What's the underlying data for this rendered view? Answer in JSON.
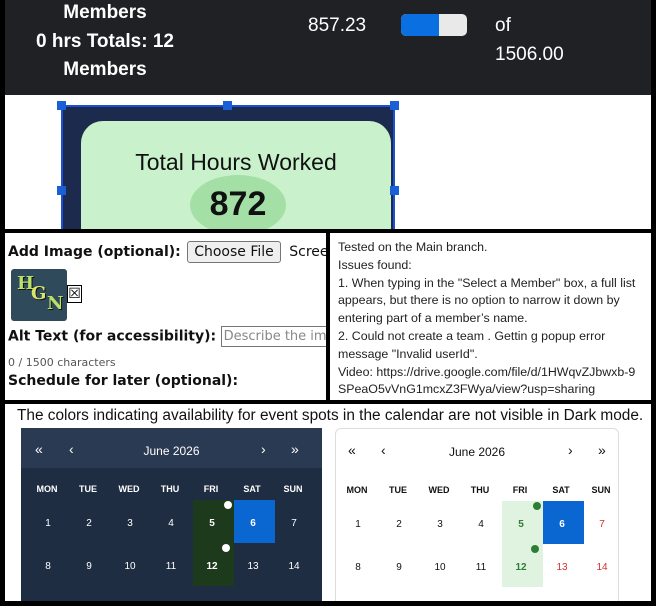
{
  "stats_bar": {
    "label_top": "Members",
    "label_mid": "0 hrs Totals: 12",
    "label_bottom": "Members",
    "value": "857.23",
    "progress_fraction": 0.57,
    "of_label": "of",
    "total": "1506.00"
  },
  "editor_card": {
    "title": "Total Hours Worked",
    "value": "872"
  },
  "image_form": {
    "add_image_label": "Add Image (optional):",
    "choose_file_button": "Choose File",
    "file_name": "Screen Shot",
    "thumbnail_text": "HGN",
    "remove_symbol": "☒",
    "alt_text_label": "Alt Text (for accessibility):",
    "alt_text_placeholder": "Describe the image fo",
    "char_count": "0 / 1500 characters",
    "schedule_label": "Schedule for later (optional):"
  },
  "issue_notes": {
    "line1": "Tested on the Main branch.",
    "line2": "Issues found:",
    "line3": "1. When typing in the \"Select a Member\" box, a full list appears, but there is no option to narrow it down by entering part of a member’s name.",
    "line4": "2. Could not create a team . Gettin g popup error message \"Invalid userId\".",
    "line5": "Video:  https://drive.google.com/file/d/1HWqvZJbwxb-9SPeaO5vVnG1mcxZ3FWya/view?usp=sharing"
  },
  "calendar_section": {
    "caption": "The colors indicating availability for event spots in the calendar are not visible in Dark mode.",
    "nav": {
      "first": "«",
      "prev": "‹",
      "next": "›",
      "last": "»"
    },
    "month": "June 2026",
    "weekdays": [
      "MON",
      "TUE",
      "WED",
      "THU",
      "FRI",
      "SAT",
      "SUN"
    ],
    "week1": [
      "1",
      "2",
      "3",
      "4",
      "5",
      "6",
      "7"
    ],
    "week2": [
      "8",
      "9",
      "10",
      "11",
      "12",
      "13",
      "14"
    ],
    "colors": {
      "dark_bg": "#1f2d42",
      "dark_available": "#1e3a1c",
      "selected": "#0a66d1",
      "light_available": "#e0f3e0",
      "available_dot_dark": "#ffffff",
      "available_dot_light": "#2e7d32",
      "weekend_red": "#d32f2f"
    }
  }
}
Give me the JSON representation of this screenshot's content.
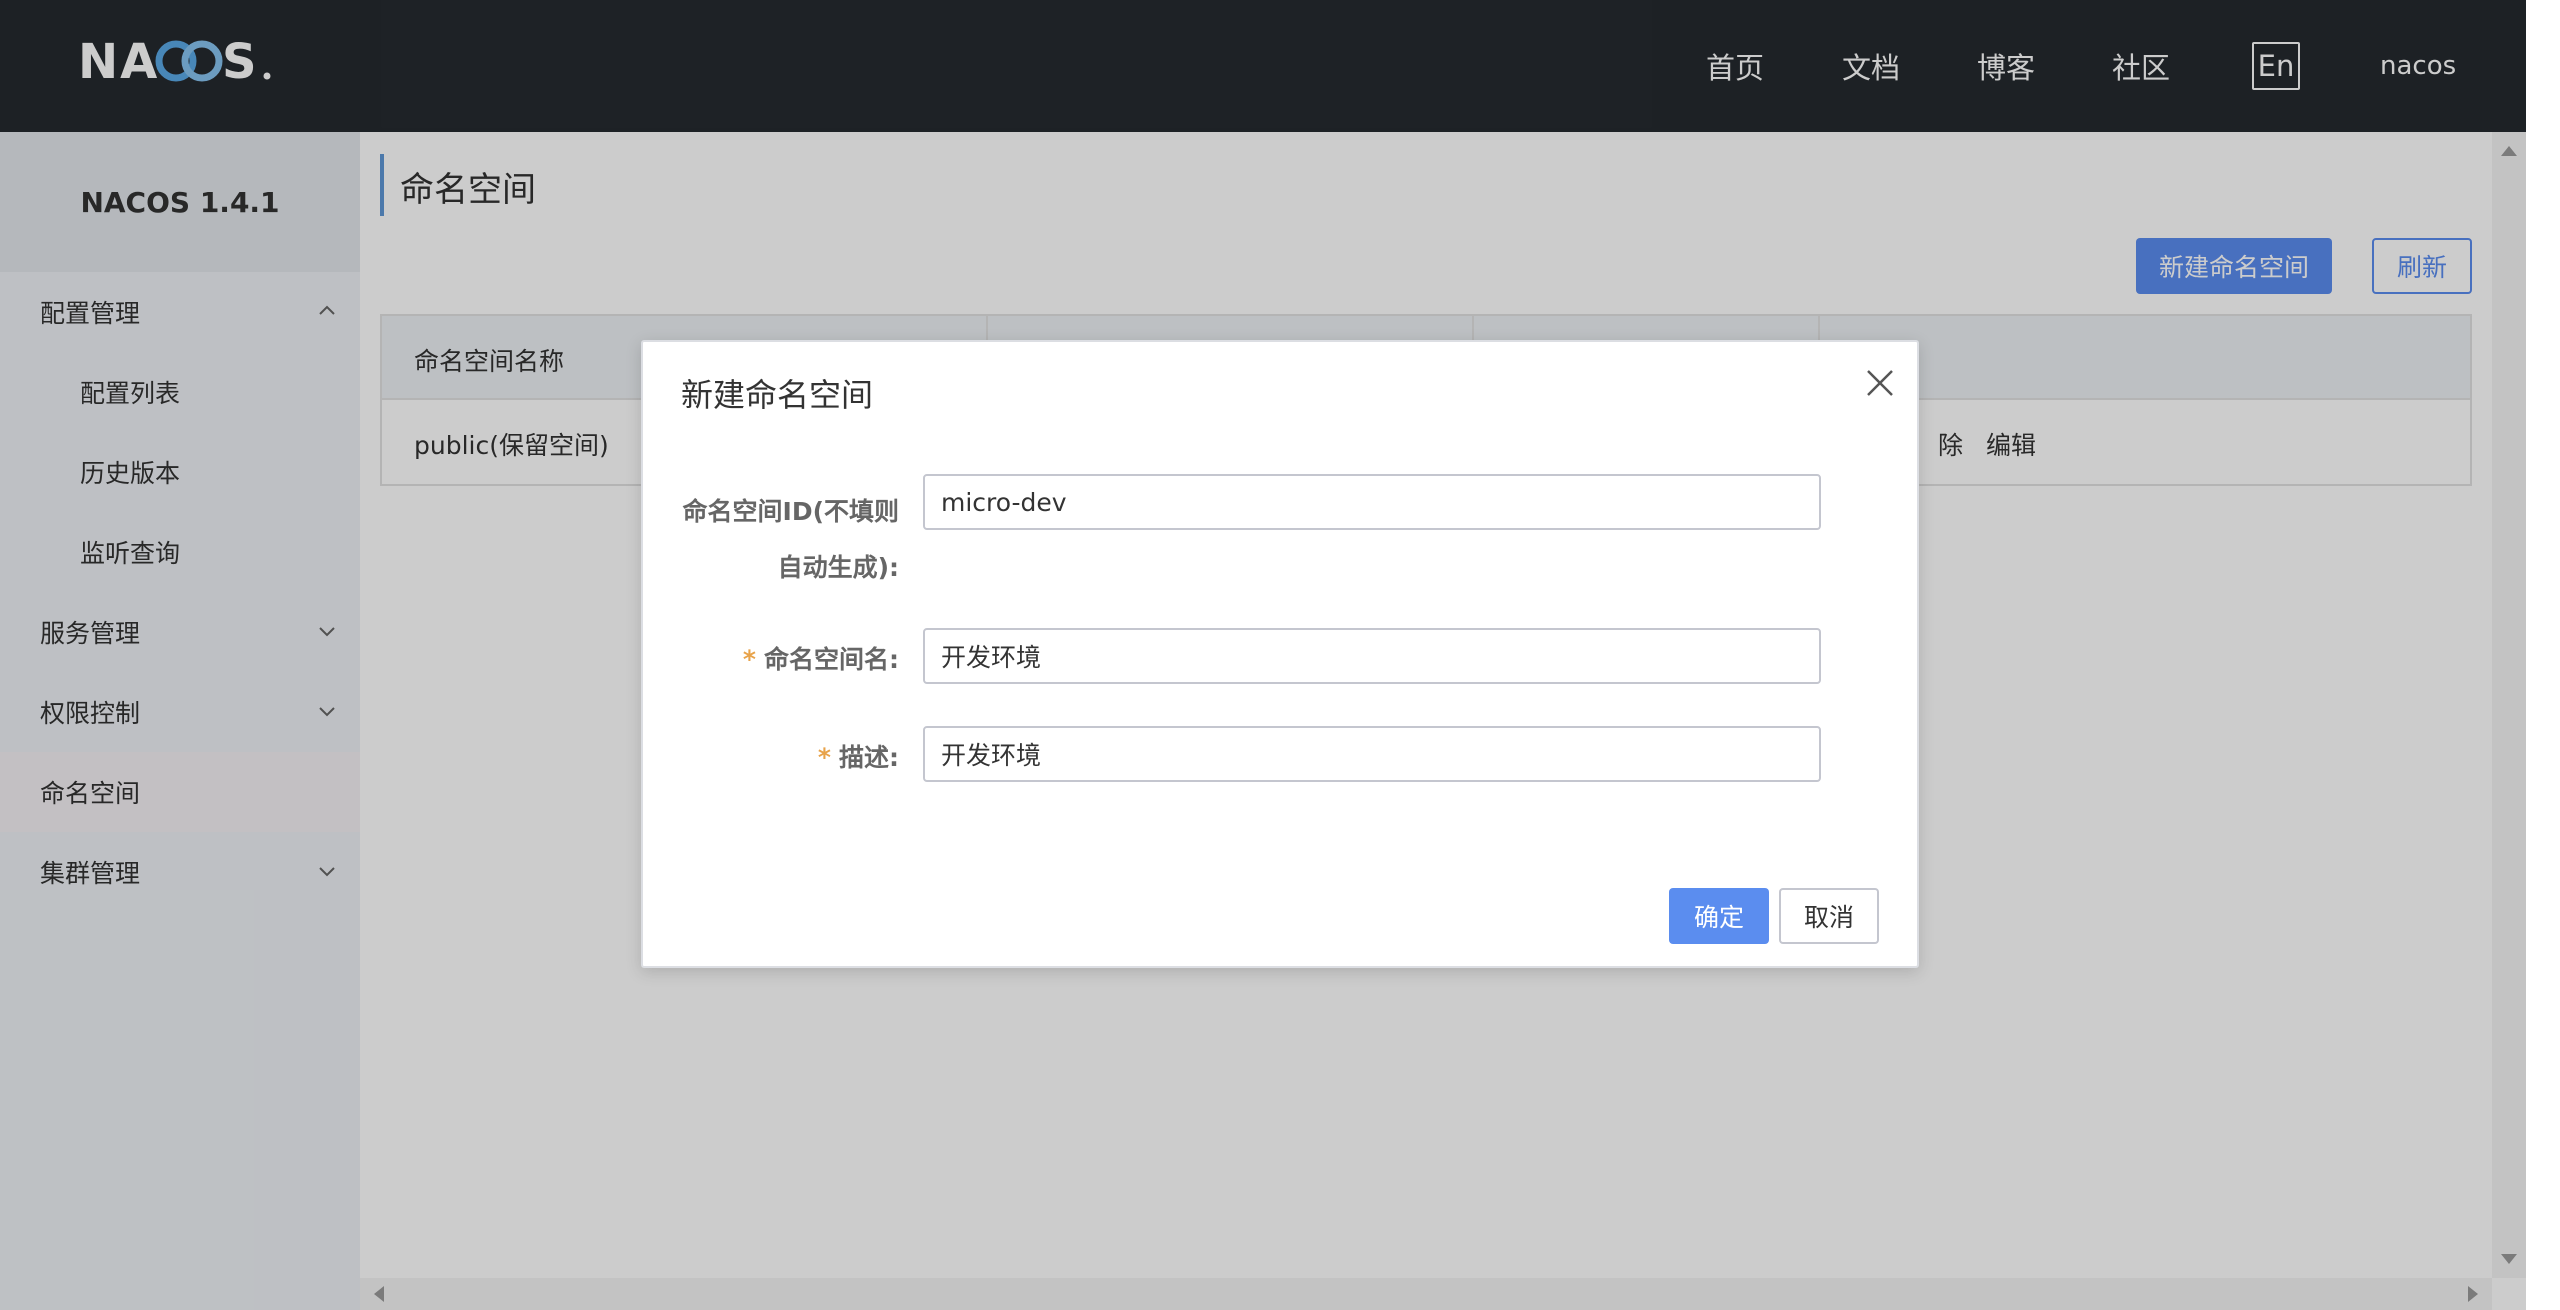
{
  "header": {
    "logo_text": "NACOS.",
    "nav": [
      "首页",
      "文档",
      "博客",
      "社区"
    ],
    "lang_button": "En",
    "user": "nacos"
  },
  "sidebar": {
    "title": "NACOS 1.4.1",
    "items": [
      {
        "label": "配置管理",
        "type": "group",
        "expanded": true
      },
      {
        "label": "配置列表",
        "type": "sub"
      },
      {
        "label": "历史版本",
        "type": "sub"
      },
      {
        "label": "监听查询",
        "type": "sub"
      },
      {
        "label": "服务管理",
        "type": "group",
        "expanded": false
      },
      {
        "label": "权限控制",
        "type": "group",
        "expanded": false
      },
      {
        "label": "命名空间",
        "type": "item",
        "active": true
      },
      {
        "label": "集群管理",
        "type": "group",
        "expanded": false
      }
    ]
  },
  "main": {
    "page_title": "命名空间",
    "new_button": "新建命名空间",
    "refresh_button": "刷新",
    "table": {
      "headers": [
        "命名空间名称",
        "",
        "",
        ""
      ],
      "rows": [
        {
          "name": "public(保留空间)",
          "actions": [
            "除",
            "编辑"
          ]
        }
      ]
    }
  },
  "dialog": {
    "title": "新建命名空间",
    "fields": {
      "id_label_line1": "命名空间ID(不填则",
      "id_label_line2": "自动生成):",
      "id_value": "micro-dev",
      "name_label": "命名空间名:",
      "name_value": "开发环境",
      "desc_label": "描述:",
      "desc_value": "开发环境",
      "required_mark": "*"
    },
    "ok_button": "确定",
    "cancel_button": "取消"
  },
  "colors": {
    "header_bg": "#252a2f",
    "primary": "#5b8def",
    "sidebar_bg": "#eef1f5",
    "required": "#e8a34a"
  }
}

#####

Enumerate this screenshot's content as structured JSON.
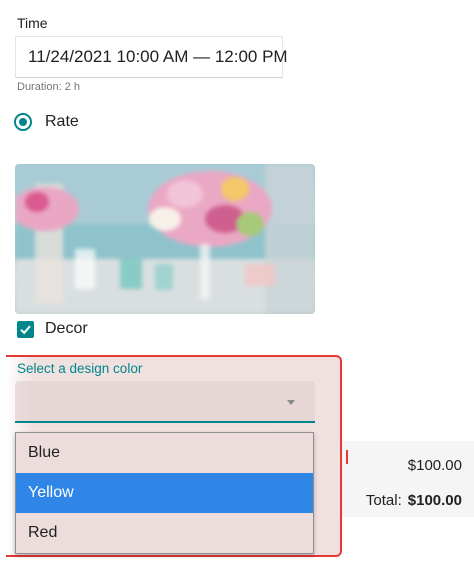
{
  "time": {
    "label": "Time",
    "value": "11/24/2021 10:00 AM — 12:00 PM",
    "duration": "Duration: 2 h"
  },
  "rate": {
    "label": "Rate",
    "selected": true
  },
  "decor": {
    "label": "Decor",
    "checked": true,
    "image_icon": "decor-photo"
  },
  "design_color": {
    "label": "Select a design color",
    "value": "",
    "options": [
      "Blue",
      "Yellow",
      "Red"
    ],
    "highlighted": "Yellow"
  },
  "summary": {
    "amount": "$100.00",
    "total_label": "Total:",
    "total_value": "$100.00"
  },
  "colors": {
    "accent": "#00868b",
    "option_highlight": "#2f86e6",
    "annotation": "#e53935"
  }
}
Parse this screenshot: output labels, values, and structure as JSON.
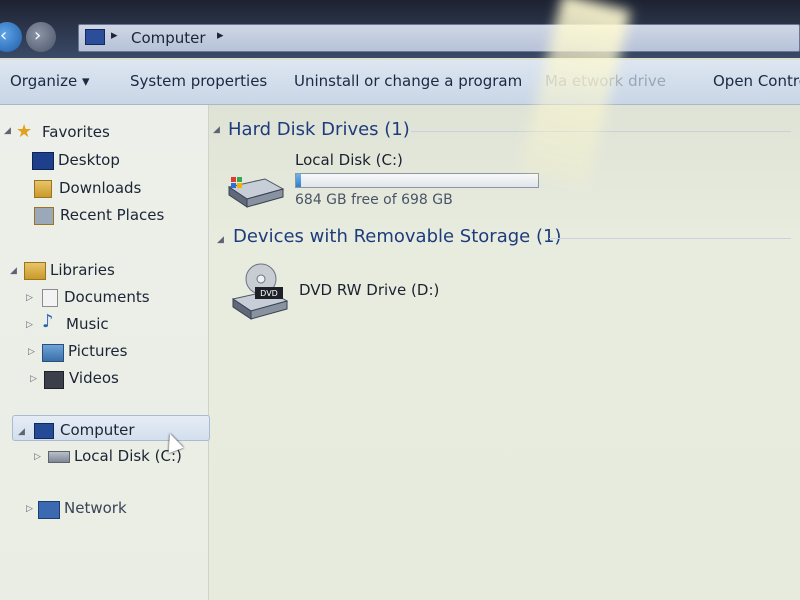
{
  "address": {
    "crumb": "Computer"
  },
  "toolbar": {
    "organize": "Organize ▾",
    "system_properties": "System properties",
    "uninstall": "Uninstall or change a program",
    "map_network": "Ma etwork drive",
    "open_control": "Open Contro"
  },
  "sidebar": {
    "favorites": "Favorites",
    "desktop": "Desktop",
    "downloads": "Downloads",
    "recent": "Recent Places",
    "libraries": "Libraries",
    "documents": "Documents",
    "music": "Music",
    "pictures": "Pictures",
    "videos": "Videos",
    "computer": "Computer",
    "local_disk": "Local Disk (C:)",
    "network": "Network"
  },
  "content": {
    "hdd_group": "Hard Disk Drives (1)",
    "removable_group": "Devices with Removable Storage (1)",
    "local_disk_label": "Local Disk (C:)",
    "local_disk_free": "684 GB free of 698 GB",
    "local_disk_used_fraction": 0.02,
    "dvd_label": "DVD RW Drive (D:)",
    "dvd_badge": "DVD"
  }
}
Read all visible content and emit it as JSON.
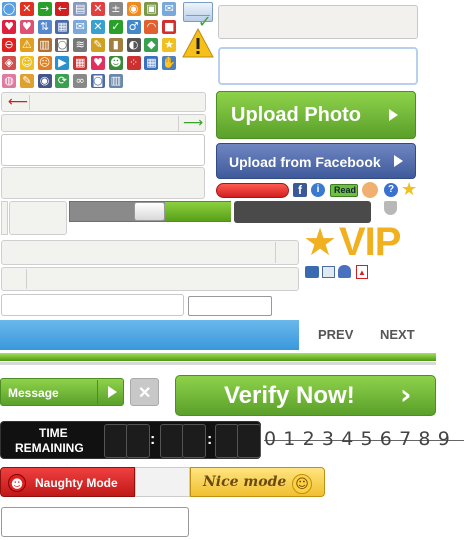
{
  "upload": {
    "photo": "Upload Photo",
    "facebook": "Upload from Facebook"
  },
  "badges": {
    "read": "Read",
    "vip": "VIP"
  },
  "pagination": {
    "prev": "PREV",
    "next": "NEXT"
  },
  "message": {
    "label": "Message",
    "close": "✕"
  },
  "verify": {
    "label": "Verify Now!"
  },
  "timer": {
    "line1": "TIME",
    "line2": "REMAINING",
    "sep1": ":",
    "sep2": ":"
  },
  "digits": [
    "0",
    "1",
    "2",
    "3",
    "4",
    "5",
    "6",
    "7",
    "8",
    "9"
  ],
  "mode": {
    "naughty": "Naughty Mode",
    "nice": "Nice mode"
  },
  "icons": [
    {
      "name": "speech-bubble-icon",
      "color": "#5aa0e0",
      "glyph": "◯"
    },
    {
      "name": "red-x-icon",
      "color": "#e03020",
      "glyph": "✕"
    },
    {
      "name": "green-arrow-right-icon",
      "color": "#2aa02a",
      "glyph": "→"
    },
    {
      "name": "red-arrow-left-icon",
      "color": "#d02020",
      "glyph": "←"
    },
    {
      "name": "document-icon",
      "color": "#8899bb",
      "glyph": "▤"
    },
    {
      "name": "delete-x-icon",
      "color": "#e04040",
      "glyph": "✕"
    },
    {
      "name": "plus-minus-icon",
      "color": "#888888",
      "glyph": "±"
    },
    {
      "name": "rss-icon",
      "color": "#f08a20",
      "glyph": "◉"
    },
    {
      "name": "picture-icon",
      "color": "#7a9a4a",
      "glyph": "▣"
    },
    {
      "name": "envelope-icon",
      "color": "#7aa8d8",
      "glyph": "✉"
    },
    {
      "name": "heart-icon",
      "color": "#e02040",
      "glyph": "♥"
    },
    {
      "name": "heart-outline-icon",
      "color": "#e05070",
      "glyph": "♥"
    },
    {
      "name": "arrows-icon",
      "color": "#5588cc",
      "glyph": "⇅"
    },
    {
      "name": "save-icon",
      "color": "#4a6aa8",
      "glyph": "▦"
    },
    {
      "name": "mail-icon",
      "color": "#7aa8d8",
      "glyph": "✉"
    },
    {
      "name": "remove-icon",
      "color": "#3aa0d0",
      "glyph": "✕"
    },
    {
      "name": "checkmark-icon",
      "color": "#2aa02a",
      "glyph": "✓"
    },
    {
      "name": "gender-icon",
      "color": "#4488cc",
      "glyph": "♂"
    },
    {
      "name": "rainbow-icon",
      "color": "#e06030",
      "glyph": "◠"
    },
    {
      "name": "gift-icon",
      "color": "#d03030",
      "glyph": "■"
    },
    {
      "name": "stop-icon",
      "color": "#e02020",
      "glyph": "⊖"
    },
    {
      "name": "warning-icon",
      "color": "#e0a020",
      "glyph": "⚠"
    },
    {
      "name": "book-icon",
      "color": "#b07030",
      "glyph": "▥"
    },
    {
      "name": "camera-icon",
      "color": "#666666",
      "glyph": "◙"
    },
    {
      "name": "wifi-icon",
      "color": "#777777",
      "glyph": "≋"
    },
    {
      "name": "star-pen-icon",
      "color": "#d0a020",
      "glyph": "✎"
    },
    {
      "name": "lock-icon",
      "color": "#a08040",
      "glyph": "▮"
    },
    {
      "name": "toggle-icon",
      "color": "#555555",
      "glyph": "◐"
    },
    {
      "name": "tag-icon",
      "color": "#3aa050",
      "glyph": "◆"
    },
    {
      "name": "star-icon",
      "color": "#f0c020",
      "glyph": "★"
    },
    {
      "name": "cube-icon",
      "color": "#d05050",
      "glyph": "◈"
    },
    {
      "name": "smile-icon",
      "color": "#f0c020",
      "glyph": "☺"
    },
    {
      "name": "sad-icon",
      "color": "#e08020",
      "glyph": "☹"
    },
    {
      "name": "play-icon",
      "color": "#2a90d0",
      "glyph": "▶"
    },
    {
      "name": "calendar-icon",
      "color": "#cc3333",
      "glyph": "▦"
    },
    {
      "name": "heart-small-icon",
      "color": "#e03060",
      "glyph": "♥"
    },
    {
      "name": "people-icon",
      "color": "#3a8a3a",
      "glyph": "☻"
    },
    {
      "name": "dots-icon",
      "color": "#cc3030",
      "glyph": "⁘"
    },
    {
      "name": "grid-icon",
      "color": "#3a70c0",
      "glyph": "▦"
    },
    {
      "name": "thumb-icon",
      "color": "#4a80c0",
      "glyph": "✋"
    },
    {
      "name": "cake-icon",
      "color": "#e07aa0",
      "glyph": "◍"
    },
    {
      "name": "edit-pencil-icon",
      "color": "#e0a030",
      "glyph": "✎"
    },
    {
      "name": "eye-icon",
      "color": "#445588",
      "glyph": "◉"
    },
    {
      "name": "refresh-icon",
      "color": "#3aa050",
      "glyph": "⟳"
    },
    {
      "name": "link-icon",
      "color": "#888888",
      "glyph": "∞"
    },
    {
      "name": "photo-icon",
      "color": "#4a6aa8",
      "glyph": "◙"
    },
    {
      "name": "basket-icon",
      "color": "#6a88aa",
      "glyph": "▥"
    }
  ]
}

#####

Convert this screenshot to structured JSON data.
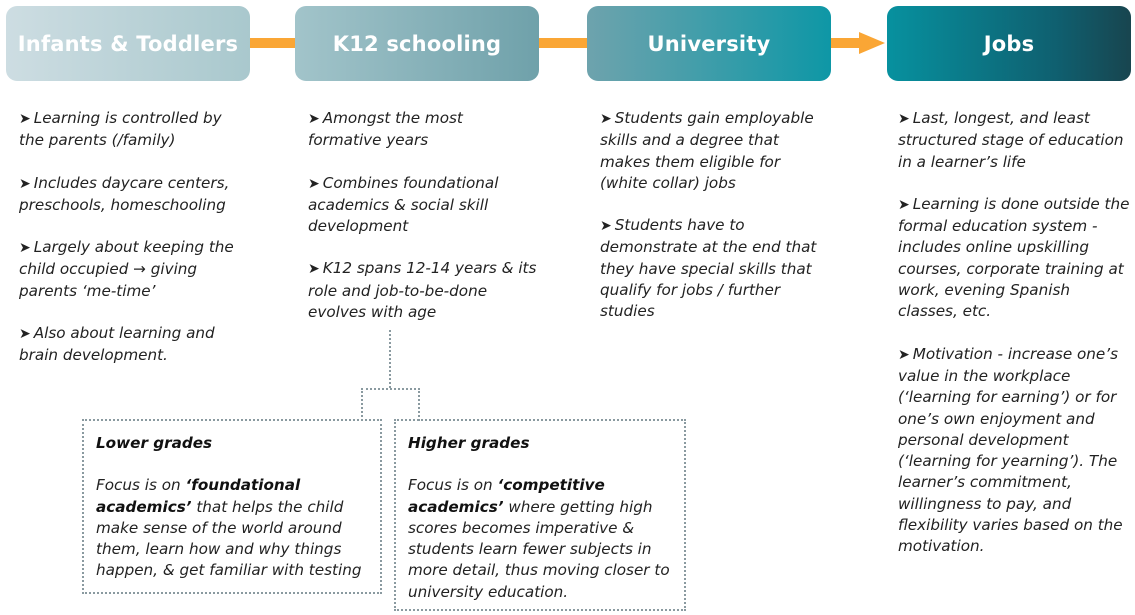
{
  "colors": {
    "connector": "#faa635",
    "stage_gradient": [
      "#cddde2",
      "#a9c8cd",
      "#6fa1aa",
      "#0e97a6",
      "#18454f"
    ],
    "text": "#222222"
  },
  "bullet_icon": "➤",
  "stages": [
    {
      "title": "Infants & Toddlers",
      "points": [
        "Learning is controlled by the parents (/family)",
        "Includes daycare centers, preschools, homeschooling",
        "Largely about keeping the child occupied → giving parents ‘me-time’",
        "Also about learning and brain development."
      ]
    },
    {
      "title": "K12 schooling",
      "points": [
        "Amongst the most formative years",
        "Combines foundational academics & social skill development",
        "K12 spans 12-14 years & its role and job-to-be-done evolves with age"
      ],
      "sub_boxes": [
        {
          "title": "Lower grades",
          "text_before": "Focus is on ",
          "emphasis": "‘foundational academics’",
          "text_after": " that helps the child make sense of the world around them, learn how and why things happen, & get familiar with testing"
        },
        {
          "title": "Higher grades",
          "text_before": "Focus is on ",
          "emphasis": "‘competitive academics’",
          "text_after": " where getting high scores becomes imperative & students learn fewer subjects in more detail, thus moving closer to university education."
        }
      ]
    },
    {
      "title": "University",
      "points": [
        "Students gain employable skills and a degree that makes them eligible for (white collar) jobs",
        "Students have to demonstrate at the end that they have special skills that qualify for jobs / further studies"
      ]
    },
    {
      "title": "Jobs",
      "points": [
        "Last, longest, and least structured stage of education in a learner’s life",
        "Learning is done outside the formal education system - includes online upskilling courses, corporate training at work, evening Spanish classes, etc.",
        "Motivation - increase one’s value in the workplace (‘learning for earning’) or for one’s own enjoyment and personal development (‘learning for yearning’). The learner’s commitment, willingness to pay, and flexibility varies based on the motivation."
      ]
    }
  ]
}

#####

§ **What to work on**: Look through the lines above and collect those with the word "parents".

§ **Exercise answer**:
        "Learning is controlled by the parents (/family)",
        "Largely about keeping the child occupied → giving parents ‘me-time’",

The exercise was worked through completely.